§ Short task: Which lines in the records below contain the word "enabled"? Copy each of them.

§ Dataset records:
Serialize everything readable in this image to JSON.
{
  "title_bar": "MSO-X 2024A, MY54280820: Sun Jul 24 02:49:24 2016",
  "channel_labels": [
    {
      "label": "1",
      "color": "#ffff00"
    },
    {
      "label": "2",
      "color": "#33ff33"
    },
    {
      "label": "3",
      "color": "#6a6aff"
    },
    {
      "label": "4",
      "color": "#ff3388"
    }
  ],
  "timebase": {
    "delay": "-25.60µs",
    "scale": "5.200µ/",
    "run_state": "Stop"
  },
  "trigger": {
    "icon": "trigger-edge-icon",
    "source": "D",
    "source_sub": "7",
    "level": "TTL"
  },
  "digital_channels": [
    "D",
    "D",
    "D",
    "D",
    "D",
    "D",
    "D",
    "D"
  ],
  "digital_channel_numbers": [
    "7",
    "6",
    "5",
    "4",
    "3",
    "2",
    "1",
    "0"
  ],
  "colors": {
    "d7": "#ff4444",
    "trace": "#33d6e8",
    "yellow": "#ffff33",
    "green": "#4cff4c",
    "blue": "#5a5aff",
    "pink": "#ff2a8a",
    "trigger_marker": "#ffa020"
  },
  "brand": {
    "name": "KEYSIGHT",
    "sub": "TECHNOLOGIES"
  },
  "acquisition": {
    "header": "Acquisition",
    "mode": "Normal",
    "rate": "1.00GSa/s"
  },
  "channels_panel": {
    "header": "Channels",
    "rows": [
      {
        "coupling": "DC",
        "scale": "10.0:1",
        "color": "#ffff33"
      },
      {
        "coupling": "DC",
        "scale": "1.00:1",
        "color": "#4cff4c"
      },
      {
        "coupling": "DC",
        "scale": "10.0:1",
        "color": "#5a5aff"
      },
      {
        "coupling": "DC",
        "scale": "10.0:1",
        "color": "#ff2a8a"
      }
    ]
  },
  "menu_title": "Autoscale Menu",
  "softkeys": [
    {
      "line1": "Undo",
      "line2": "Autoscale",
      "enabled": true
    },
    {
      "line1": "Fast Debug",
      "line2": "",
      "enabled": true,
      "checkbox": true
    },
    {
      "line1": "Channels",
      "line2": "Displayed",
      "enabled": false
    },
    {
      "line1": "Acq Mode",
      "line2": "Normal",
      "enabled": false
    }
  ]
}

§ Output of the task:
      "enabled": true
      "enabled": true,
      "enabled": false
      "enabled": false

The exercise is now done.